──────── RECORD EXCERPTS
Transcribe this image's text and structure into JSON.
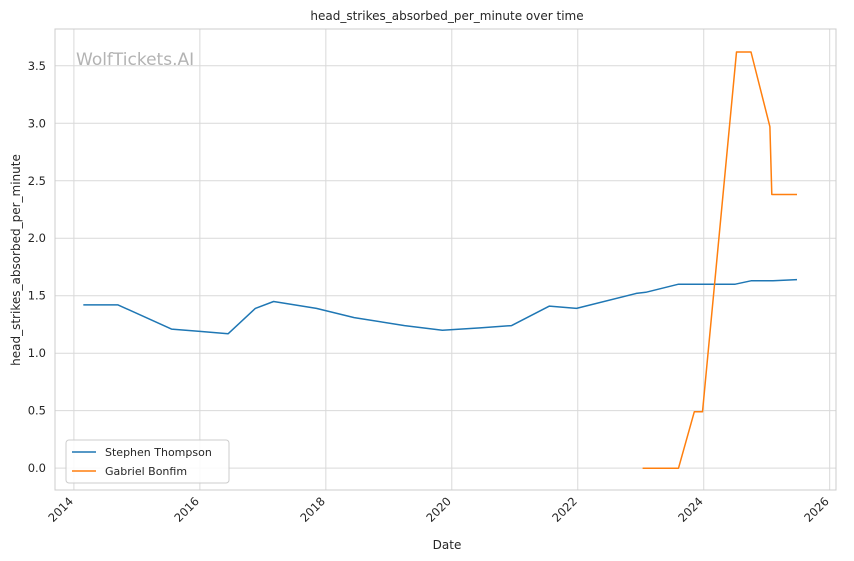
{
  "chart_data": {
    "type": "line",
    "title": "head_strikes_absorbed_per_minute over time",
    "xlabel": "Date",
    "ylabel": "head_strikes_absorbed_per_minute",
    "watermark": "WolfTickets.AI",
    "xlim": [
      2013.7,
      2026.1
    ],
    "ylim": [
      -0.19,
      3.82
    ],
    "x_ticks": [
      2014,
      2016,
      2018,
      2020,
      2022,
      2024,
      2026
    ],
    "x_tick_labels": [
      "2014",
      "2016",
      "2018",
      "2020",
      "2022",
      "2024",
      "2026"
    ],
    "y_ticks": [
      0.0,
      0.5,
      1.0,
      1.5,
      2.0,
      2.5,
      3.0,
      3.5
    ],
    "y_tick_labels": [
      "0.0",
      "0.5",
      "1.0",
      "1.5",
      "2.0",
      "2.5",
      "3.0",
      "3.5"
    ],
    "grid": true,
    "legend_position": "lower-left",
    "series": [
      {
        "name": "Stephen Thompson",
        "color": "#1f77b4",
        "x": [
          2014.15,
          2014.7,
          2015.55,
          2016.0,
          2016.45,
          2016.88,
          2017.17,
          2017.85,
          2018.45,
          2019.25,
          2019.85,
          2020.45,
          2020.95,
          2021.55,
          2021.98,
          2022.93,
          2023.08,
          2023.6,
          2024.0,
          2024.5,
          2024.75,
          2025.1,
          2025.48
        ],
        "y": [
          1.42,
          1.42,
          1.21,
          1.19,
          1.17,
          1.39,
          1.45,
          1.39,
          1.31,
          1.24,
          1.2,
          1.22,
          1.24,
          1.41,
          1.39,
          1.52,
          1.53,
          1.6,
          1.6,
          1.6,
          1.63,
          1.63,
          1.64
        ]
      },
      {
        "name": "Gabriel Bonfim",
        "color": "#ff7f0e",
        "x": [
          2023.03,
          2023.6,
          2023.85,
          2023.98,
          2024.52,
          2024.75,
          2025.05,
          2025.08,
          2025.48
        ],
        "y": [
          0.0,
          0.0,
          0.49,
          0.49,
          3.62,
          3.62,
          2.97,
          2.38,
          2.38
        ]
      }
    ]
  }
}
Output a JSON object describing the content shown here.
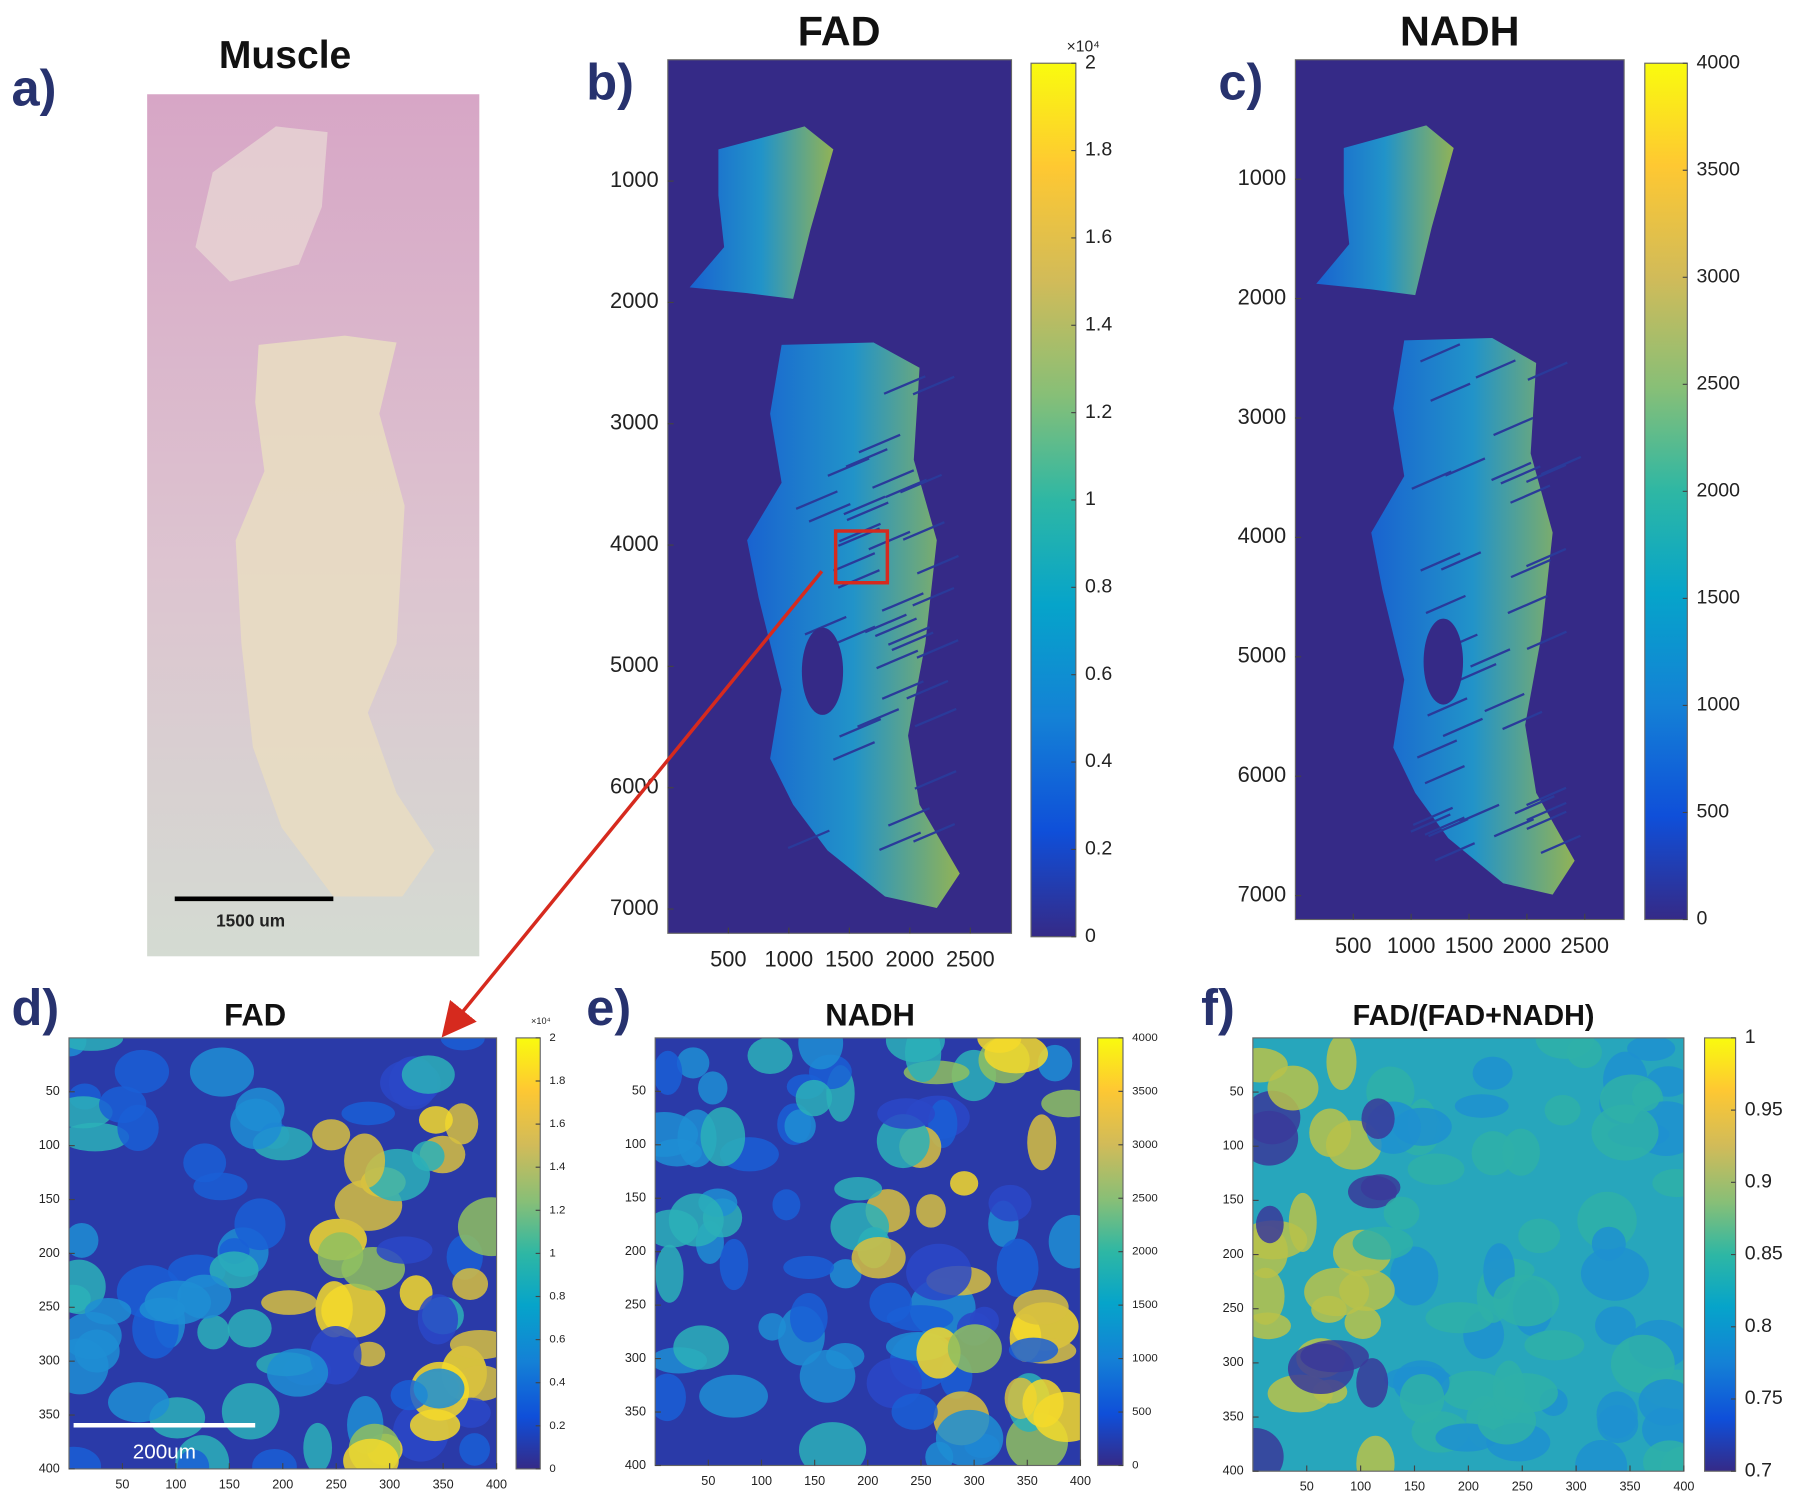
{
  "panels": [
    {
      "label": "a)",
      "title": "Muscle",
      "scale_bar": "1500 um"
    },
    {
      "label": "b)",
      "title": "FAD",
      "xlim": [
        0,
        2840
      ],
      "xticks": [
        500,
        1000,
        1500,
        2000,
        2500
      ],
      "ylim": [
        0,
        7200
      ],
      "yticks": [
        1000,
        2000,
        3000,
        4000,
        5000,
        6000,
        7000
      ],
      "colorbar": {
        "lim": [
          0,
          2
        ],
        "ticks": [
          0,
          0.2,
          0.4,
          0.6,
          0.8,
          1,
          1.2,
          1.4,
          1.6,
          1.8,
          2
        ],
        "exponent": "×10⁴"
      }
    },
    {
      "label": "c)",
      "title": "NADH",
      "xlim": [
        0,
        2840
      ],
      "xticks": [
        500,
        1000,
        1500,
        2000,
        2500
      ],
      "ylim": [
        0,
        7200
      ],
      "yticks": [
        1000,
        2000,
        3000,
        4000,
        5000,
        6000,
        7000
      ],
      "colorbar": {
        "lim": [
          0,
          4000
        ],
        "ticks": [
          0,
          500,
          1000,
          1500,
          2000,
          2500,
          3000,
          3500,
          4000
        ]
      }
    },
    {
      "label": "d)",
      "title": "FAD",
      "scale_bar": "200um",
      "xlim": [
        0,
        400
      ],
      "xticks": [
        50,
        100,
        150,
        200,
        250,
        300,
        350,
        400
      ],
      "ylim": [
        0,
        400
      ],
      "yticks": [
        50,
        100,
        150,
        200,
        250,
        300,
        350,
        400
      ],
      "colorbar": {
        "lim": [
          0,
          2
        ],
        "ticks": [
          0,
          0.2,
          0.4,
          0.6,
          0.8,
          1,
          1.2,
          1.4,
          1.6,
          1.8,
          2
        ],
        "exponent": "×10⁴"
      }
    },
    {
      "label": "e)",
      "title": "NADH",
      "xlim": [
        0,
        400
      ],
      "xticks": [
        50,
        100,
        150,
        200,
        250,
        300,
        350,
        400
      ],
      "ylim": [
        0,
        400
      ],
      "yticks": [
        50,
        100,
        150,
        200,
        250,
        300,
        350,
        400
      ],
      "colorbar": {
        "lim": [
          0,
          4000
        ],
        "ticks": [
          0,
          500,
          1000,
          1500,
          2000,
          2500,
          3000,
          3500,
          4000
        ]
      }
    },
    {
      "label": "f)",
      "title": "FAD/(FAD+NADH)",
      "xlim": [
        0,
        400
      ],
      "xticks": [
        50,
        100,
        150,
        200,
        250,
        300,
        350,
        400
      ],
      "ylim": [
        0,
        400
      ],
      "yticks": [
        50,
        100,
        150,
        200,
        250,
        300,
        350,
        400
      ],
      "colorbar": {
        "lim": [
          0.7,
          1
        ],
        "ticks": [
          0.7,
          0.75,
          0.8,
          0.85,
          0.9,
          0.95,
          1
        ]
      }
    }
  ]
}
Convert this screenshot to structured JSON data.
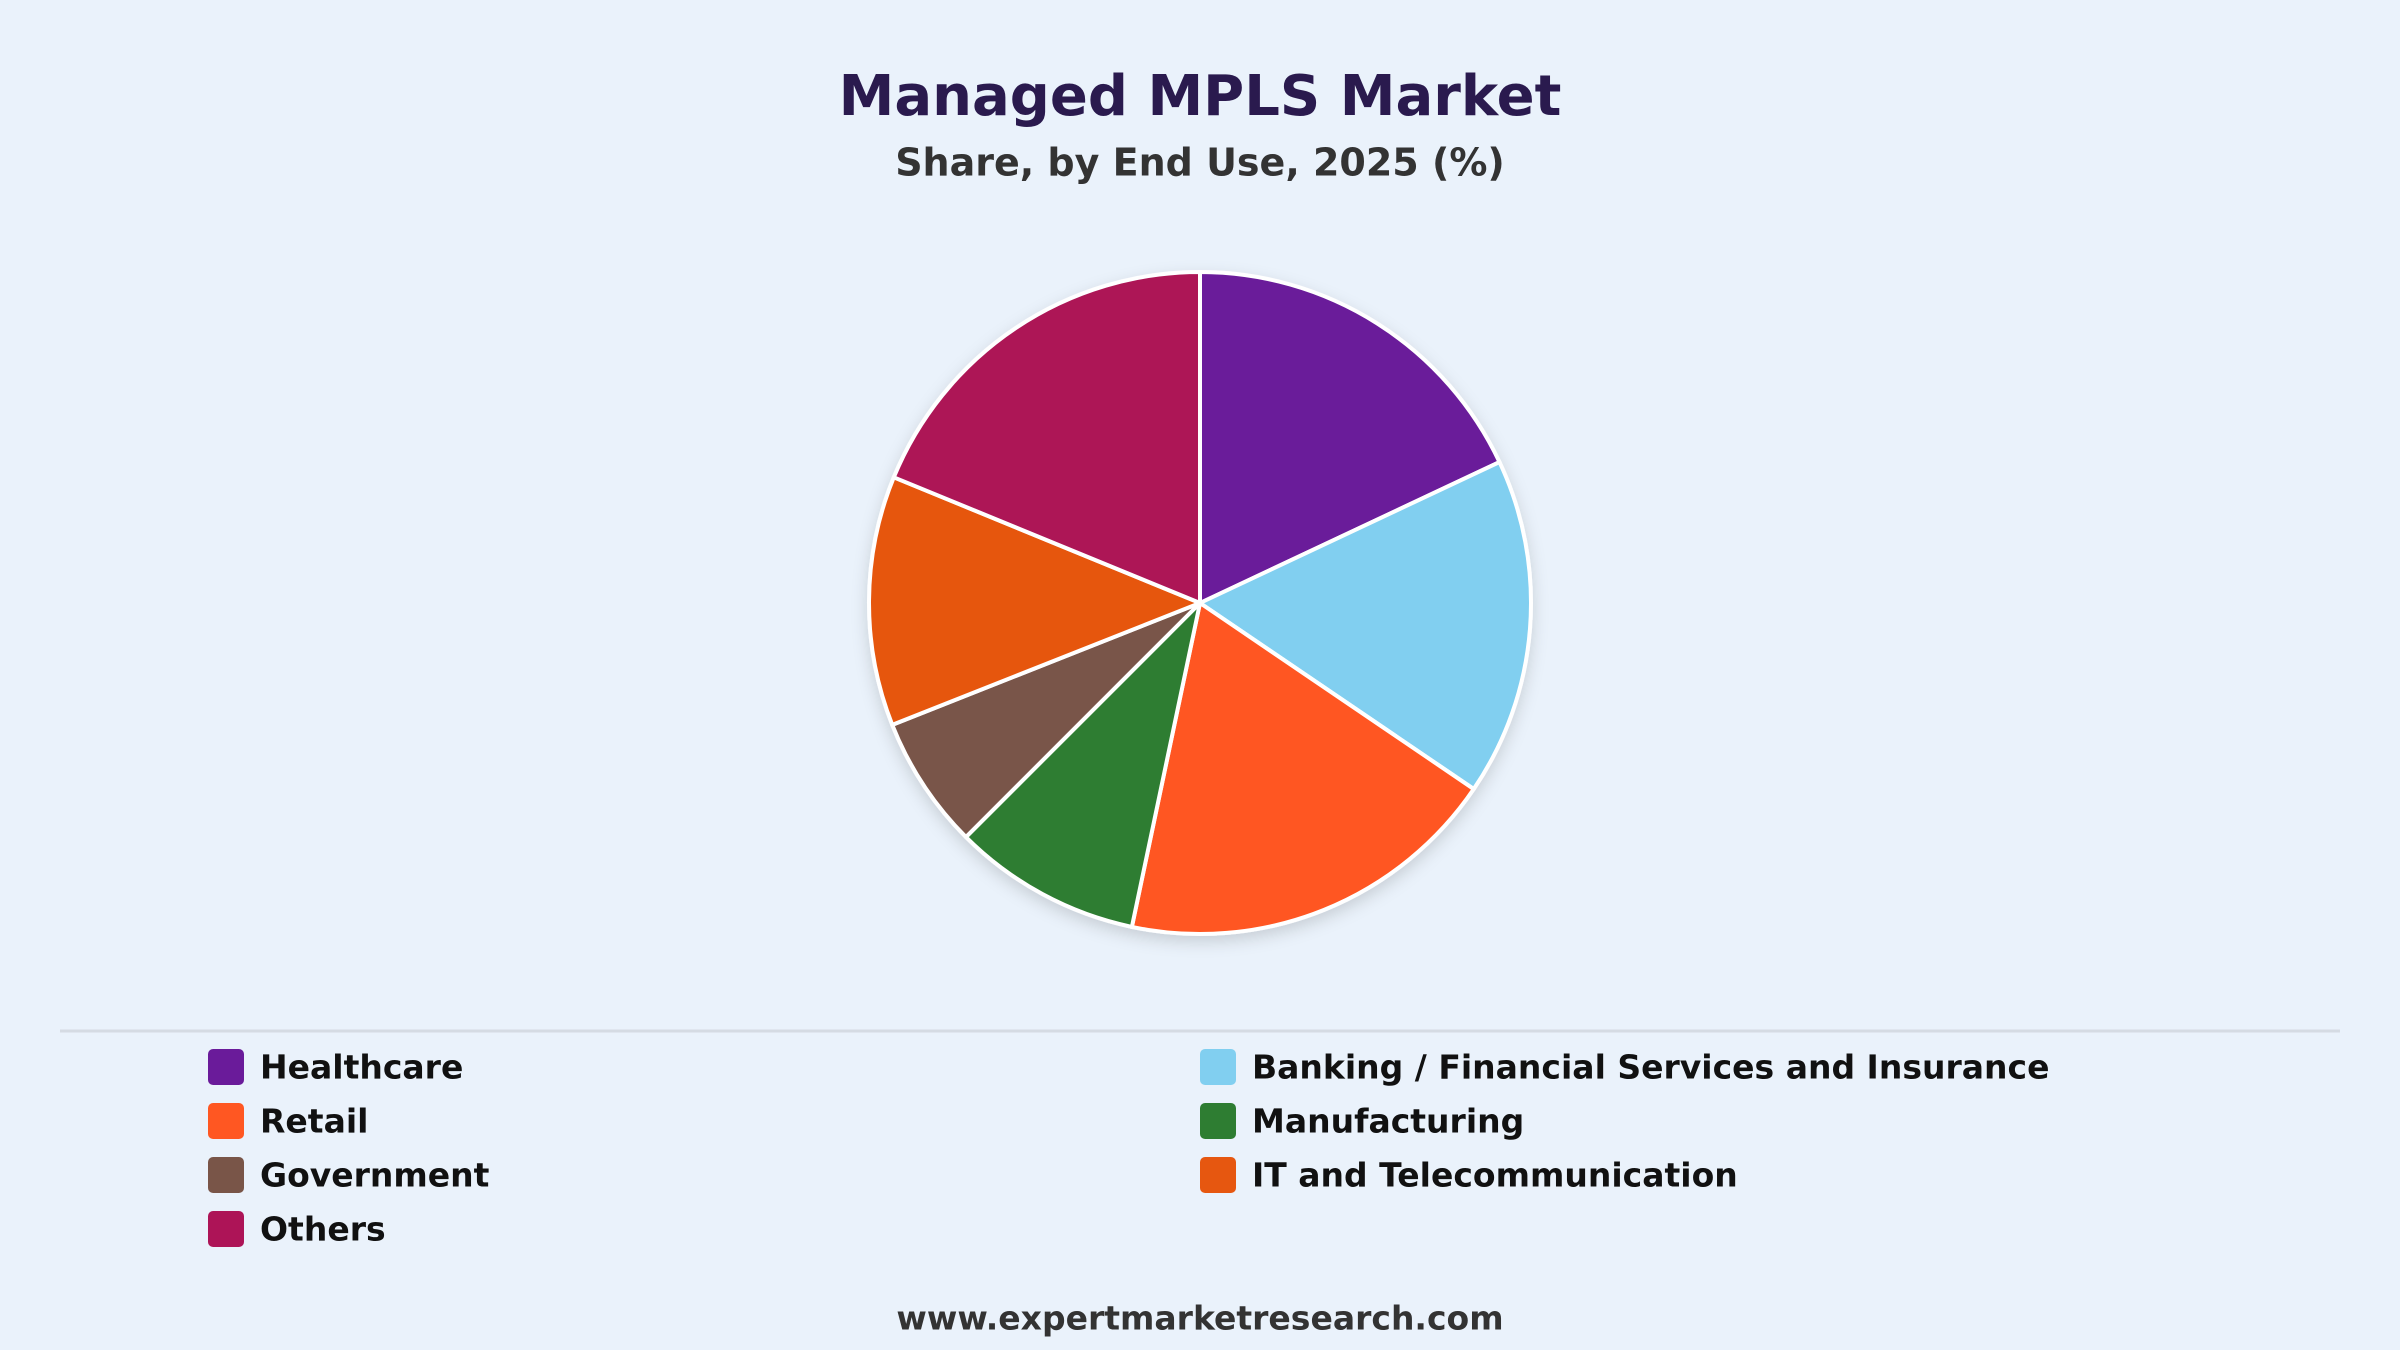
{
  "chart_data": {
    "type": "pie",
    "title": "Managed MPLS Market",
    "subtitle": "Share, by End Use, 2025 (%)",
    "categories": [
      "Healthcare",
      "Banking / Financial Services and Insurance",
      "Retail",
      "Manufacturing",
      "Government",
      "IT and Telecommunication",
      "Others"
    ],
    "values": [
      18,
      16.5,
      18.8,
      9.2,
      6.5,
      12.2,
      18.8
    ],
    "colors": [
      "#6a1b9a",
      "#81cff0",
      "#ff5722",
      "#2e7d32",
      "#795548",
      "#e65710",
      "#ad1457"
    ]
  },
  "footer": "www.expertmarketresearch.com"
}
────────────────
PROBLEM DETAILS
Repeat the material above word for word and skip every image in it.

RESPONSE TO THE EXERCISE
Transcribe this image's text and structure into JSON.
{
  "chart_data": {
    "type": "line",
    "title": "head_strikes_absorbed_per_minute over time",
    "xlabel": "Date",
    "ylabel": "head_strikes_absorbed_per_minute",
    "watermark": "WolfTickets.AI",
    "xlim": [
      2013.7,
      2026.1
    ],
    "ylim": [
      -0.19,
      3.82
    ],
    "x_ticks": [
      2014,
      2016,
      2018,
      2020,
      2022,
      2024,
      2026
    ],
    "x_tick_labels": [
      "2014",
      "2016",
      "2018",
      "2020",
      "2022",
      "2024",
      "2026"
    ],
    "y_ticks": [
      0.0,
      0.5,
      1.0,
      1.5,
      2.0,
      2.5,
      3.0,
      3.5
    ],
    "y_tick_labels": [
      "0.0",
      "0.5",
      "1.0",
      "1.5",
      "2.0",
      "2.5",
      "3.0",
      "3.5"
    ],
    "grid": true,
    "legend_position": "lower-left",
    "series": [
      {
        "name": "Stephen Thompson",
        "color": "#1f77b4",
        "x": [
          2014.15,
          2014.7,
          2015.55,
          2016.0,
          2016.45,
          2016.88,
          2017.17,
          2017.85,
          2018.45,
          2019.25,
          2019.85,
          2020.45,
          2020.95,
          2021.55,
          2021.98,
          2022.93,
          2023.08,
          2023.6,
          2024.0,
          2024.5,
          2024.75,
          2025.1,
          2025.48
        ],
        "y": [
          1.42,
          1.42,
          1.21,
          1.19,
          1.17,
          1.39,
          1.45,
          1.39,
          1.31,
          1.24,
          1.2,
          1.22,
          1.24,
          1.41,
          1.39,
          1.52,
          1.53,
          1.6,
          1.6,
          1.6,
          1.63,
          1.63,
          1.64
        ]
      },
      {
        "name": "Gabriel Bonfim",
        "color": "#ff7f0e",
        "x": [
          2023.03,
          2023.6,
          2023.85,
          2023.98,
          2024.52,
          2024.75,
          2025.05,
          2025.08,
          2025.48
        ],
        "y": [
          0.0,
          0.0,
          0.49,
          0.49,
          3.62,
          3.62,
          2.97,
          2.38,
          2.38
        ]
      }
    ]
  }
}
Output a JSON object describing the content shown here.
{
  "panels": [
    {
      "label": "a)",
      "title": "Muscle",
      "scale_bar": "1500 um"
    },
    {
      "label": "b)",
      "title": "FAD",
      "xlim": [
        0,
        2840
      ],
      "xticks": [
        500,
        1000,
        1500,
        2000,
        2500
      ],
      "ylim": [
        0,
        7200
      ],
      "yticks": [
        1000,
        2000,
        3000,
        4000,
        5000,
        6000,
        7000
      ],
      "colorbar": {
        "lim": [
          0,
          2
        ],
        "ticks": [
          0,
          0.2,
          0.4,
          0.6,
          0.8,
          1,
          1.2,
          1.4,
          1.6,
          1.8,
          2
        ],
        "exponent": "×10⁴"
      }
    },
    {
      "label": "c)",
      "title": "NADH",
      "xlim": [
        0,
        2840
      ],
      "xticks": [
        500,
        1000,
        1500,
        2000,
        2500
      ],
      "ylim": [
        0,
        7200
      ],
      "yticks": [
        1000,
        2000,
        3000,
        4000,
        5000,
        6000,
        7000
      ],
      "colorbar": {
        "lim": [
          0,
          4000
        ],
        "ticks": [
          0,
          500,
          1000,
          1500,
          2000,
          2500,
          3000,
          3500,
          4000
        ]
      }
    },
    {
      "label": "d)",
      "title": "FAD",
      "scale_bar": "200um",
      "xlim": [
        0,
        400
      ],
      "xticks": [
        50,
        100,
        150,
        200,
        250,
        300,
        350,
        400
      ],
      "ylim": [
        0,
        400
      ],
      "yticks": [
        50,
        100,
        150,
        200,
        250,
        300,
        350,
        400
      ],
      "colorbar": {
        "lim": [
          0,
          2
        ],
        "ticks": [
          0,
          0.2,
          0.4,
          0.6,
          0.8,
          1,
          1.2,
          1.4,
          1.6,
          1.8,
          2
        ],
        "exponent": "×10⁴"
      }
    },
    {
      "label": "e)",
      "title": "NADH",
      "xlim": [
        0,
        400
      ],
      "xticks": [
        50,
        100,
        150,
        200,
        250,
        300,
        350,
        400
      ],
      "ylim": [
        0,
        400
      ],
      "yticks": [
        50,
        100,
        150,
        200,
        250,
        300,
        350,
        400
      ],
      "colorbar": {
        "lim": [
          0,
          4000
        ],
        "ticks": [
          0,
          500,
          1000,
          1500,
          2000,
          2500,
          3000,
          3500,
          4000
        ]
      }
    },
    {
      "label": "f)",
      "title": "FAD/(FAD+NADH)",
      "xlim": [
        0,
        400
      ],
      "xticks": [
        50,
        100,
        150,
        200,
        250,
        300,
        350,
        400
      ],
      "ylim": [
        0,
        400
      ],
      "yticks": [
        50,
        100,
        150,
        200,
        250,
        300,
        350,
        400
      ],
      "colorbar": {
        "lim": [
          0.7,
          1
        ],
        "ticks": [
          0.7,
          0.75,
          0.8,
          0.85,
          0.9,
          0.95,
          1
        ]
      }
    }
  ]
}
Convert this screenshot to structured JSON data.
{
  "chart_data": {
    "type": "pie",
    "title": "Managed MPLS Market",
    "subtitle": "Share, by End Use, 2025 (%)",
    "categories": [
      "Healthcare",
      "Banking / Financial Services and Insurance",
      "Retail",
      "Manufacturing",
      "Government",
      "IT and Telecommunication",
      "Others"
    ],
    "values": [
      18,
      16.5,
      18.8,
      9.2,
      6.5,
      12.2,
      18.8
    ],
    "colors": [
      "#6a1b9a",
      "#81cff0",
      "#ff5722",
      "#2e7d32",
      "#795548",
      "#e65710",
      "#ad1457"
    ]
  },
  "footer": "www.expertmarketresearch.com"
}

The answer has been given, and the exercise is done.